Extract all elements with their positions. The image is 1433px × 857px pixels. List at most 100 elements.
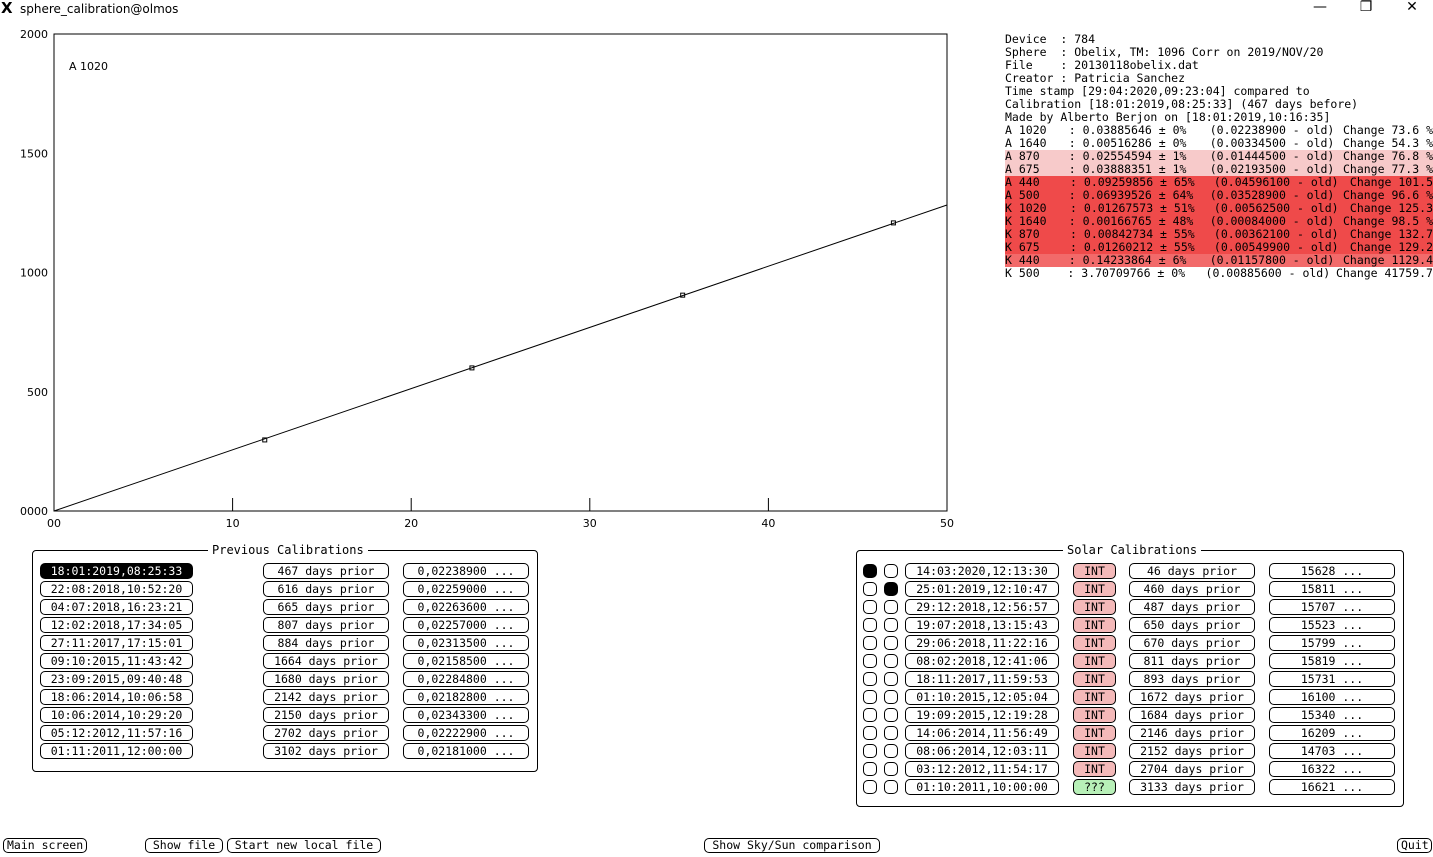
solar-type-badge[interactable]: INT [1073,707,1116,723]
previous-date-button[interactable]: 18:06:2014,10:06:58 [40,689,193,705]
previous-date-button[interactable]: 10:06:2014,10:29:20 [40,707,193,723]
solar-value-button[interactable]: 15523 ... [1269,617,1395,633]
solar-type-badge[interactable]: INT [1073,635,1116,651]
show-file-button[interactable]: Show file [145,838,223,853]
previous-prior-button[interactable]: 665 days prior [263,599,389,615]
sun-select-radio[interactable] [884,636,898,650]
sky-select-radio[interactable] [863,690,877,704]
previous-prior-button[interactable]: 3102 days prior [263,743,389,759]
solar-prior-button[interactable]: 460 days prior [1129,581,1255,597]
solar-date-button[interactable]: 14:03:2020,12:13:30 [905,563,1059,579]
previous-value-button[interactable]: 0,02263600 ... [403,599,529,615]
solar-prior-button[interactable]: 2704 days prior [1129,761,1255,777]
solar-date-button[interactable]: 29:06:2018,11:22:16 [905,635,1059,651]
sun-select-radio[interactable] [884,582,898,596]
solar-value-button[interactable]: 15628 ... [1269,563,1395,579]
previous-value-button[interactable]: 0,02182800 ... [403,689,529,705]
previous-value-button[interactable]: 0,02343300 ... [403,707,529,723]
solar-type-badge[interactable]: INT [1073,563,1116,579]
previous-date-button[interactable]: 05:12:2012,11:57:16 [40,725,193,741]
solar-value-button[interactable]: 16100 ... [1269,689,1395,705]
previous-date-button[interactable]: 22:08:2018,10:52:20 [40,581,193,597]
previous-prior-button[interactable]: 616 days prior [263,581,389,597]
solar-value-button[interactable]: 15811 ... [1269,581,1395,597]
show-sky-sun-comparison-button[interactable]: Show Sky/Sun comparison [704,838,880,853]
solar-prior-button[interactable]: 3133 days prior [1129,779,1255,795]
previous-value-button[interactable]: 0,02238900 ... [403,563,529,579]
solar-date-button[interactable]: 08:06:2014,12:03:11 [905,743,1059,759]
solar-value-button[interactable]: 15707 ... [1269,599,1395,615]
sky-select-radio[interactable] [863,636,877,650]
solar-value-button[interactable]: 15340 ... [1269,707,1395,723]
sky-select-radio[interactable] [863,726,877,740]
previous-value-button[interactable]: 0,02181000 ... [403,743,529,759]
maximize-icon[interactable]: ❐ [1359,0,1373,15]
sun-select-radio[interactable] [884,780,898,794]
sky-select-radio[interactable] [863,744,877,758]
previous-date-button[interactable]: 27:11:2017,17:15:01 [40,635,193,651]
sun-select-radio[interactable] [884,708,898,722]
sky-select-radio[interactable] [863,654,877,668]
solar-prior-button[interactable]: 46 days prior [1129,563,1255,579]
solar-type-badge[interactable]: INT [1073,725,1116,741]
sun-select-radio[interactable] [884,618,898,632]
solar-prior-button[interactable]: 811 days prior [1129,653,1255,669]
sun-select-radio[interactable] [884,726,898,740]
close-icon[interactable]: ✕ [1406,0,1418,15]
solar-prior-button[interactable]: 2152 days prior [1129,743,1255,759]
solar-value-button[interactable]: 15819 ... [1269,653,1395,669]
previous-date-button[interactable]: 12:02:2018,17:34:05 [40,617,193,633]
minimize-icon[interactable]: — [1313,0,1327,15]
solar-prior-button[interactable]: 670 days prior [1129,635,1255,651]
solar-date-button[interactable]: 19:09:2015,12:19:28 [905,707,1059,723]
previous-date-button[interactable]: 09:10:2015,11:43:42 [40,653,193,669]
solar-date-button[interactable]: 18:11:2017,11:59:53 [905,671,1059,687]
sun-select-radio[interactable] [884,654,898,668]
solar-prior-button[interactable]: 487 days prior [1129,599,1255,615]
previous-value-button[interactable]: 0,02259000 ... [403,581,529,597]
sky-select-radio[interactable] [863,618,877,632]
previous-prior-button[interactable]: 1664 days prior [263,653,389,669]
solar-type-badge[interactable]: INT [1073,689,1116,705]
previous-prior-button[interactable]: 884 days prior [263,635,389,651]
solar-prior-button[interactable]: 1684 days prior [1129,707,1255,723]
solar-date-button[interactable]: 14:06:2014,11:56:49 [905,725,1059,741]
previous-prior-button[interactable]: 807 days prior [263,617,389,633]
sun-select-radio[interactable] [884,690,898,704]
previous-date-button[interactable]: 18:01:2019,08:25:33 [40,563,193,579]
previous-prior-button[interactable]: 467 days prior [263,563,389,579]
previous-value-button[interactable]: 0,02284800 ... [403,671,529,687]
previous-date-button[interactable]: 04:07:2018,16:23:21 [40,599,193,615]
solar-value-button[interactable]: 16621 ... [1269,779,1395,795]
solar-date-button[interactable]: 29:12:2018,12:56:57 [905,599,1059,615]
solar-prior-button[interactable]: 893 days prior [1129,671,1255,687]
sun-select-radio[interactable] [884,564,898,578]
solar-prior-button[interactable]: 2146 days prior [1129,725,1255,741]
previous-date-button[interactable]: 23:09:2015,09:40:48 [40,671,193,687]
solar-type-badge[interactable]: INT [1073,743,1116,759]
solar-type-badge[interactable]: INT [1073,617,1116,633]
sky-select-radio[interactable] [863,672,877,686]
solar-prior-button[interactable]: 650 days prior [1129,617,1255,633]
solar-date-button[interactable]: 03:12:2012,11:54:17 [905,761,1059,777]
solar-date-button[interactable]: 01:10:2015,12:05:04 [905,689,1059,705]
previous-value-button[interactable]: 0,02257000 ... [403,617,529,633]
solar-type-badge[interactable]: INT [1073,599,1116,615]
previous-value-button[interactable]: 0,02158500 ... [403,653,529,669]
solar-date-button[interactable]: 25:01:2019,12:10:47 [905,581,1059,597]
previous-value-button[interactable]: 0,02313500 ... [403,635,529,651]
solar-type-badge[interactable]: INT [1073,761,1116,777]
sky-select-radio[interactable] [863,780,877,794]
sun-select-radio[interactable] [884,600,898,614]
solar-value-button[interactable]: 15799 ... [1269,635,1395,651]
sun-select-radio[interactable] [884,672,898,686]
previous-value-button[interactable]: 0,02222900 ... [403,725,529,741]
sky-select-radio[interactable] [863,582,877,596]
solar-date-button[interactable]: 19:07:2018,13:15:43 [905,617,1059,633]
solar-prior-button[interactable]: 1672 days prior [1129,689,1255,705]
sky-select-radio[interactable] [863,762,877,776]
solar-value-button[interactable]: 15731 ... [1269,671,1395,687]
solar-type-badge[interactable]: INT [1073,671,1116,687]
previous-prior-button[interactable]: 2142 days prior [263,689,389,705]
solar-value-button[interactable]: 16322 ... [1269,761,1395,777]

=-=-=-=-=

WORK TO DO
Rewrite the records above, replacing "days prior" with "days earlier" everywhere and leaving everything else unchanged. Leave the pictures out of your answer.

SOLUTION
Extract all elements with their positions. The image is 1433px × 857px pixels. List at most 100 elements.
solar-type-badge[interactable]: INT [1073,707,1116,723]
previous-date-button[interactable]: 18:06:2014,10:06:58 [40,689,193,705]
previous-date-button[interactable]: 10:06:2014,10:29:20 [40,707,193,723]
solar-value-button[interactable]: 15523 ... [1269,617,1395,633]
solar-type-badge[interactable]: INT [1073,635,1116,651]
show-file-button[interactable]: Show file [145,838,223,853]
previous-prior-button[interactable]: 665 days earlier [263,599,389,615]
sun-select-radio[interactable] [884,636,898,650]
sky-select-radio[interactable] [863,690,877,704]
previous-prior-button[interactable]: 3102 days earlier [263,743,389,759]
solar-prior-button[interactable]: 460 days earlier [1129,581,1255,597]
solar-date-button[interactable]: 14:03:2020,12:13:30 [905,563,1059,579]
previous-value-button[interactable]: 0,02263600 ... [403,599,529,615]
solar-prior-button[interactable]: 2704 days earlier [1129,761,1255,777]
solar-date-button[interactable]: 29:06:2018,11:22:16 [905,635,1059,651]
sun-select-radio[interactable] [884,582,898,596]
solar-value-button[interactable]: 15628 ... [1269,563,1395,579]
previous-value-button[interactable]: 0,02182800 ... [403,689,529,705]
previous-value-button[interactable]: 0,02343300 ... [403,707,529,723]
solar-type-badge[interactable]: INT [1073,563,1116,579]
previous-date-button[interactable]: 05:12:2012,11:57:16 [40,725,193,741]
solar-value-button[interactable]: 16100 ... [1269,689,1395,705]
previous-date-button[interactable]: 22:08:2018,10:52:20 [40,581,193,597]
previous-prior-button[interactable]: 616 days earlier [263,581,389,597]
solar-value-button[interactable]: 15811 ... [1269,581,1395,597]
show-sky-sun-comparison-button[interactable]: Show Sky/Sun comparison [704,838,880,853]
solar-prior-button[interactable]: 3133 days earlier [1129,779,1255,795]
previous-value-button[interactable]: 0,02238900 ... [403,563,529,579]
solar-date-button[interactable]: 08:06:2014,12:03:11 [905,743,1059,759]
solar-value-button[interactable]: 15707 ... [1269,599,1395,615]
sky-select-radio[interactable] [863,636,877,650]
solar-value-button[interactable]: 15340 ... [1269,707,1395,723]
sky-select-radio[interactable] [863,726,877,740]
previous-value-button[interactable]: 0,02181000 ... [403,743,529,759]
maximize-icon[interactable]: ❐ [1359,0,1373,15]
sun-select-radio[interactable] [884,780,898,794]
sky-select-radio[interactable] [863,744,877,758]
previous-date-button[interactable]: 27:11:2017,17:15:01 [40,635,193,651]
sun-select-radio[interactable] [884,708,898,722]
sky-select-radio[interactable] [863,654,877,668]
solar-prior-button[interactable]: 46 days earlier [1129,563,1255,579]
solar-type-badge[interactable]: INT [1073,725,1116,741]
sun-select-radio[interactable] [884,618,898,632]
solar-prior-button[interactable]: 811 days earlier [1129,653,1255,669]
sun-select-radio[interactable] [884,726,898,740]
close-icon[interactable]: ✕ [1406,0,1418,15]
solar-prior-button[interactable]: 2152 days earlier [1129,743,1255,759]
solar-value-button[interactable]: 15819 ... [1269,653,1395,669]
previous-date-button[interactable]: 12:02:2018,17:34:05 [40,617,193,633]
minimize-icon[interactable]: — [1313,0,1327,15]
solar-prior-button[interactable]: 670 days earlier [1129,635,1255,651]
solar-date-button[interactable]: 19:09:2015,12:19:28 [905,707,1059,723]
previous-date-button[interactable]: 09:10:2015,11:43:42 [40,653,193,669]
solar-date-button[interactable]: 18:11:2017,11:59:53 [905,671,1059,687]
sun-select-radio[interactable] [884,654,898,668]
solar-prior-button[interactable]: 487 days earlier [1129,599,1255,615]
previous-value-button[interactable]: 0,02259000 ... [403,581,529,597]
sky-select-radio[interactable] [863,618,877,632]
previous-prior-button[interactable]: 1664 days earlier [263,653,389,669]
solar-type-badge[interactable]: INT [1073,689,1116,705]
previous-prior-button[interactable]: 884 days earlier [263,635,389,651]
solar-prior-button[interactable]: 1684 days earlier [1129,707,1255,723]
solar-date-button[interactable]: 14:06:2014,11:56:49 [905,725,1059,741]
previous-prior-button[interactable]: 807 days earlier [263,617,389,633]
sun-select-radio[interactable] [884,690,898,704]
previous-date-button[interactable]: 18:01:2019,08:25:33 [40,563,193,579]
previous-prior-button[interactable]: 467 days earlier [263,563,389,579]
previous-value-button[interactable]: 0,02284800 ... [403,671,529,687]
previous-date-button[interactable]: 04:07:2018,16:23:21 [40,599,193,615]
solar-value-button[interactable]: 16621 ... [1269,779,1395,795]
solar-date-button[interactable]: 29:12:2018,12:56:57 [905,599,1059,615]
solar-prior-button[interactable]: 893 days earlier [1129,671,1255,687]
sun-select-radio[interactable] [884,564,898,578]
solar-prior-button[interactable]: 2146 days earlier [1129,725,1255,741]
previous-date-button[interactable]: 23:09:2015,09:40:48 [40,671,193,687]
solar-type-badge[interactable]: INT [1073,743,1116,759]
solar-type-badge[interactable]: INT [1073,617,1116,633]
sky-select-radio[interactable] [863,672,877,686]
solar-prior-button[interactable]: 650 days earlier [1129,617,1255,633]
solar-date-button[interactable]: 03:12:2012,11:54:17 [905,761,1059,777]
solar-date-button[interactable]: 01:10:2015,12:05:04 [905,689,1059,705]
previous-value-button[interactable]: 0,02257000 ... [403,617,529,633]
solar-type-badge[interactable]: INT [1073,599,1116,615]
previous-value-button[interactable]: 0,02158500 ... [403,653,529,669]
solar-date-button[interactable]: 25:01:2019,12:10:47 [905,581,1059,597]
previous-value-button[interactable]: 0,02313500 ... [403,635,529,651]
solar-type-badge[interactable]: INT [1073,761,1116,777]
sky-select-radio[interactable] [863,780,877,794]
sun-select-radio[interactable] [884,600,898,614]
solar-value-button[interactable]: 15799 ... [1269,635,1395,651]
sun-select-radio[interactable] [884,672,898,686]
previous-value-button[interactable]: 0,02222900 ... [403,725,529,741]
sky-select-radio[interactable] [863,582,877,596]
solar-date-button[interactable]: 19:07:2018,13:15:43 [905,617,1059,633]
solar-prior-button[interactable]: 1672 days earlier [1129,689,1255,705]
sky-select-radio[interactable] [863,762,877,776]
solar-value-button[interactable]: 15731 ... [1269,671,1395,687]
solar-type-badge[interactable]: INT [1073,671,1116,687]
previous-prior-button[interactable]: 2142 days earlier [263,689,389,705]
solar-value-button[interactable]: 16322 ... [1269,761,1395,777]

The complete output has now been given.